**What is being asked:** Skip the pictures and repeat each line of the data exactly.

**Listed records:**
--- START ---

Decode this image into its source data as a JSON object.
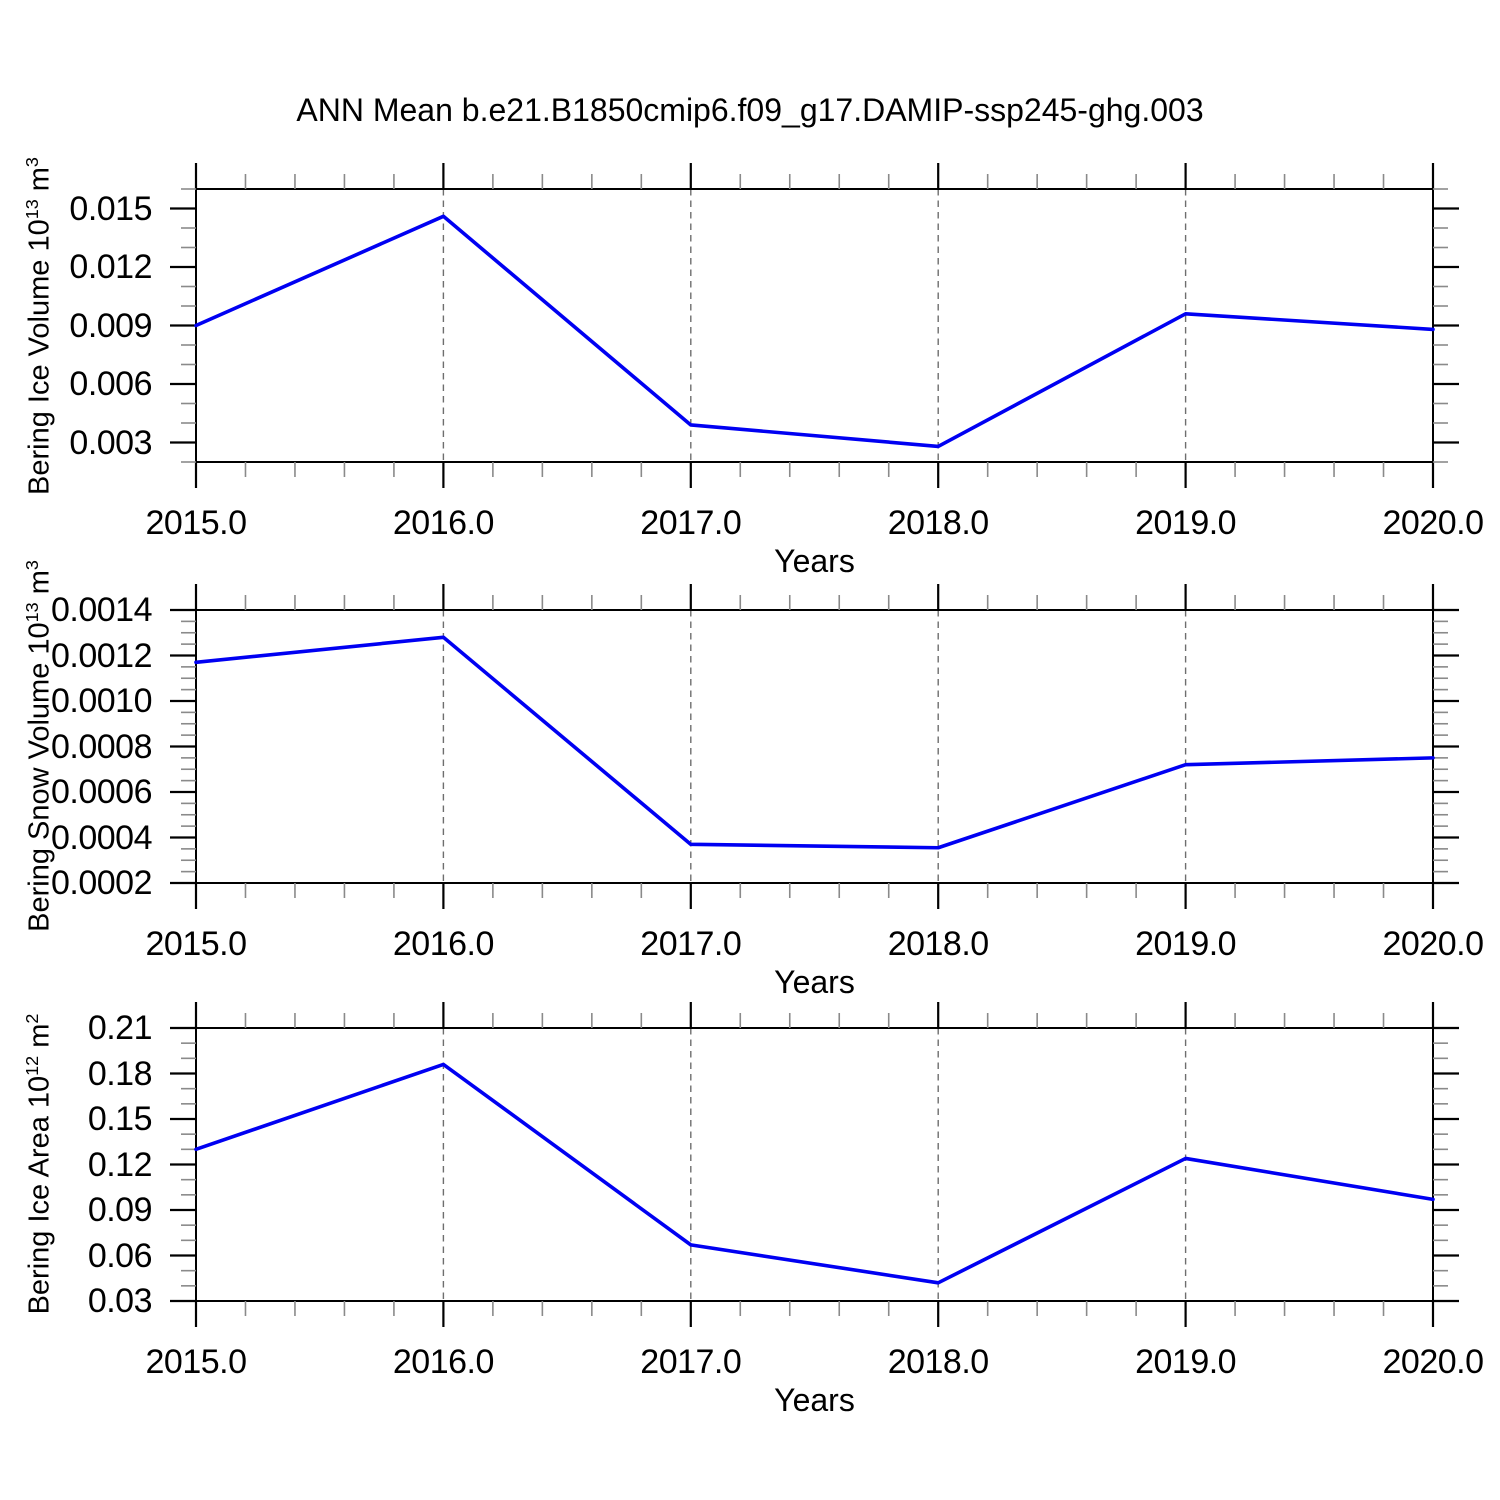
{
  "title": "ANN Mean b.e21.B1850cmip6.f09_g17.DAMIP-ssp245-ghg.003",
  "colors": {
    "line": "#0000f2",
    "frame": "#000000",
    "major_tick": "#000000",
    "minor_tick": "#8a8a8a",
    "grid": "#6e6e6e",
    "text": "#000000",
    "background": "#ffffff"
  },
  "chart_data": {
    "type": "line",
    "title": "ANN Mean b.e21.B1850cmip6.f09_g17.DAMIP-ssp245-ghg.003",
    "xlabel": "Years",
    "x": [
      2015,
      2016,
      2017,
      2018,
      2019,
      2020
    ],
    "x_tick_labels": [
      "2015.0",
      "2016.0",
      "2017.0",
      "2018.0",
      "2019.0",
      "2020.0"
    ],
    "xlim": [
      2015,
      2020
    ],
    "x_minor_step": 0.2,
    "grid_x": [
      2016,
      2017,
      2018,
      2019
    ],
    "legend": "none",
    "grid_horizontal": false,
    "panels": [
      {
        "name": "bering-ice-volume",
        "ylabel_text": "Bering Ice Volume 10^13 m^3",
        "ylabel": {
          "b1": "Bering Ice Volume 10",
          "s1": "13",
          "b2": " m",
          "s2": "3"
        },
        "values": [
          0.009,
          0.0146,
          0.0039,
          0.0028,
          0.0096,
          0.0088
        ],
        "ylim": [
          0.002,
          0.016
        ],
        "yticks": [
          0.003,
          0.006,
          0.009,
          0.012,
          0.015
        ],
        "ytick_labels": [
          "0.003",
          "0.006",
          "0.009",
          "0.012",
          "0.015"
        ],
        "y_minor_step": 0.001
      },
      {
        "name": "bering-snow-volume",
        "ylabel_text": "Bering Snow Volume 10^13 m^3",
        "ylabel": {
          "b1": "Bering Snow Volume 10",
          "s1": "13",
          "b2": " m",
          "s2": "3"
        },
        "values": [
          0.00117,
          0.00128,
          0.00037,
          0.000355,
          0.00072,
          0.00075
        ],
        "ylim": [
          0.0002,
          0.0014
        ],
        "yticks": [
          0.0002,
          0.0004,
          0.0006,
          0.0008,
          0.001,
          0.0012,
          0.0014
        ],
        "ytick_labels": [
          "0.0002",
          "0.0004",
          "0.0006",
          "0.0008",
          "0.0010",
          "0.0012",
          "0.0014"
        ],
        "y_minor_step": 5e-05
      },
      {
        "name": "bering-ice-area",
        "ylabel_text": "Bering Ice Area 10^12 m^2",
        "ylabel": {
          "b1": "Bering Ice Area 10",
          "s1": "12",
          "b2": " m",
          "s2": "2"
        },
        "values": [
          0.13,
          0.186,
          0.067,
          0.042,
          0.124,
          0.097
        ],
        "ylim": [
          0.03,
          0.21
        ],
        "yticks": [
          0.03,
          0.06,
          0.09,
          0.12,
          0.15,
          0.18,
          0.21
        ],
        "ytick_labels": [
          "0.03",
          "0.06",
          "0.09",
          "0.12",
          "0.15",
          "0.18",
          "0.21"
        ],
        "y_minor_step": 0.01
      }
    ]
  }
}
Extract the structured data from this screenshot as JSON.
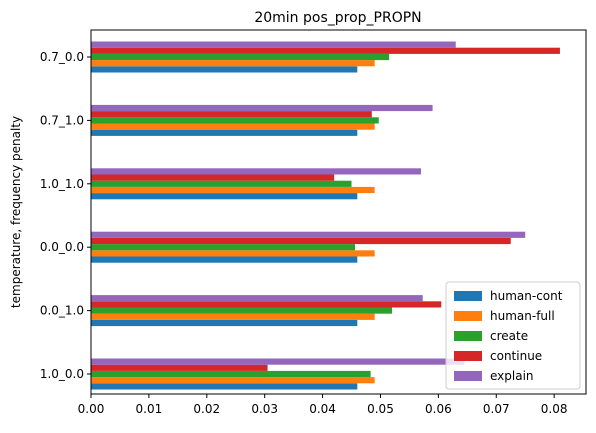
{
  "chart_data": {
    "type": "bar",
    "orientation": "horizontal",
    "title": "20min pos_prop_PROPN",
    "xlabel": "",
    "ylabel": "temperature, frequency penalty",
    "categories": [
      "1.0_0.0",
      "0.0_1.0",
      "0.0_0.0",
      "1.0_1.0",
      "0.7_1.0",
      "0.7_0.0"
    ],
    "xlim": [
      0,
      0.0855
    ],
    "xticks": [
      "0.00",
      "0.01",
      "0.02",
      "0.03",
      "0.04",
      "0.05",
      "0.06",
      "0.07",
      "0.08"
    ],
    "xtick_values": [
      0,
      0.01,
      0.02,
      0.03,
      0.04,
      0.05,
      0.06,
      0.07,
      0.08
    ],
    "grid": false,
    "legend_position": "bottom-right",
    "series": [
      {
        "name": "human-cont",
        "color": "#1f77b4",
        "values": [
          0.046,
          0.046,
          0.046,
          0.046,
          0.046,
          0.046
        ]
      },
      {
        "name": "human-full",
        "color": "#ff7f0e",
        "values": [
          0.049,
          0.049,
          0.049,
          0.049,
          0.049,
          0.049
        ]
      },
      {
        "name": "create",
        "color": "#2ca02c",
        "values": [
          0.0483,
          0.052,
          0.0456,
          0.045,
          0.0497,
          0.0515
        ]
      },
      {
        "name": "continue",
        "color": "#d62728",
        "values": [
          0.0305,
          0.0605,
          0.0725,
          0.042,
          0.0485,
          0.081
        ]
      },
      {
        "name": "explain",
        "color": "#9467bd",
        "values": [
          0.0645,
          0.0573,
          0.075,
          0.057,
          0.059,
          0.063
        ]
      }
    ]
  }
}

--- END ---

**Result for this task:**
Decode this image into its source data as a JSON object.
{
  "title": "ANN Mean b.e21.B1850cmip6.f09_g17.DAMIP-ssp245-ghg.003",
  "colors": {
    "line": "#0000f2",
    "frame": "#000000",
    "major_tick": "#000000",
    "minor_tick": "#8a8a8a",
    "grid": "#6e6e6e",
    "text": "#000000",
    "background": "#ffffff"
  },
  "chart_data": {
    "type": "line",
    "title": "ANN Mean b.e21.B1850cmip6.f09_g17.DAMIP-ssp245-ghg.003",
    "xlabel": "Years",
    "x": [
      2015,
      2016,
      2017,
      2018,
      2019,
      2020
    ],
    "x_tick_labels": [
      "2015.0",
      "2016.0",
      "2017.0",
      "2018.0",
      "2019.0",
      "2020.0"
    ],
    "xlim": [
      2015,
      2020
    ],
    "x_minor_step": 0.2,
    "grid_x": [
      2016,
      2017,
      2018,
      2019
    ],
    "legend": "none",
    "grid_horizontal": false,
    "panels": [
      {
        "name": "bering-ice-volume",
        "ylabel_text": "Bering Ice Volume 10^13 m^3",
        "ylabel": {
          "b1": "Bering Ice Volume 10",
          "s1": "13",
          "b2": " m",
          "s2": "3"
        },
        "values": [
          0.009,
          0.0146,
          0.0039,
          0.0028,
          0.0096,
          0.0088
        ],
        "ylim": [
          0.002,
          0.016
        ],
        "yticks": [
          0.003,
          0.006,
          0.009,
          0.012,
          0.015
        ],
        "ytick_labels": [
          "0.003",
          "0.006",
          "0.009",
          "0.012",
          "0.015"
        ],
        "y_minor_step": 0.001
      },
      {
        "name": "bering-snow-volume",
        "ylabel_text": "Bering Snow Volume 10^13 m^3",
        "ylabel": {
          "b1": "Bering Snow Volume 10",
          "s1": "13",
          "b2": " m",
          "s2": "3"
        },
        "values": [
          0.00117,
          0.00128,
          0.00037,
          0.000355,
          0.00072,
          0.00075
        ],
        "ylim": [
          0.0002,
          0.0014
        ],
        "yticks": [
          0.0002,
          0.0004,
          0.0006,
          0.0008,
          0.001,
          0.0012,
          0.0014
        ],
        "ytick_labels": [
          "0.0002",
          "0.0004",
          "0.0006",
          "0.0008",
          "0.0010",
          "0.0012",
          "0.0014"
        ],
        "y_minor_step": 5e-05
      },
      {
        "name": "bering-ice-area",
        "ylabel_text": "Bering Ice Area 10^12 m^2",
        "ylabel": {
          "b1": "Bering Ice Area 10",
          "s1": "12",
          "b2": " m",
          "s2": "2"
        },
        "values": [
          0.13,
          0.186,
          0.067,
          0.042,
          0.124,
          0.097
        ],
        "ylim": [
          0.03,
          0.21
        ],
        "yticks": [
          0.03,
          0.06,
          0.09,
          0.12,
          0.15,
          0.18,
          0.21
        ],
        "ytick_labels": [
          "0.03",
          "0.06",
          "0.09",
          "0.12",
          "0.15",
          "0.18",
          "0.21"
        ],
        "y_minor_step": 0.01
      }
    ]
  }
}
Extract the structured data from this screenshot as JSON.
{
  "chart_data": {
    "type": "bar",
    "orientation": "horizontal",
    "title": "20min pos_prop_PROPN",
    "xlabel": "",
    "ylabel": "temperature, frequency penalty",
    "categories": [
      "1.0_0.0",
      "0.0_1.0",
      "0.0_0.0",
      "1.0_1.0",
      "0.7_1.0",
      "0.7_0.0"
    ],
    "xlim": [
      0,
      0.0855
    ],
    "xticks": [
      "0.00",
      "0.01",
      "0.02",
      "0.03",
      "0.04",
      "0.05",
      "0.06",
      "0.07",
      "0.08"
    ],
    "xtick_values": [
      0,
      0.01,
      0.02,
      0.03,
      0.04,
      0.05,
      0.06,
      0.07,
      0.08
    ],
    "grid": false,
    "legend_position": "bottom-right",
    "series": [
      {
        "name": "human-cont",
        "color": "#1f77b4",
        "values": [
          0.046,
          0.046,
          0.046,
          0.046,
          0.046,
          0.046
        ]
      },
      {
        "name": "human-full",
        "color": "#ff7f0e",
        "values": [
          0.049,
          0.049,
          0.049,
          0.049,
          0.049,
          0.049
        ]
      },
      {
        "name": "create",
        "color": "#2ca02c",
        "values": [
          0.0483,
          0.052,
          0.0456,
          0.045,
          0.0497,
          0.0515
        ]
      },
      {
        "name": "continue",
        "color": "#d62728",
        "values": [
          0.0305,
          0.0605,
          0.0725,
          0.042,
          0.0485,
          0.081
        ]
      },
      {
        "name": "explain",
        "color": "#9467bd",
        "values": [
          0.0645,
          0.0573,
          0.075,
          0.057,
          0.059,
          0.063
        ]
      }
    ]
  }
}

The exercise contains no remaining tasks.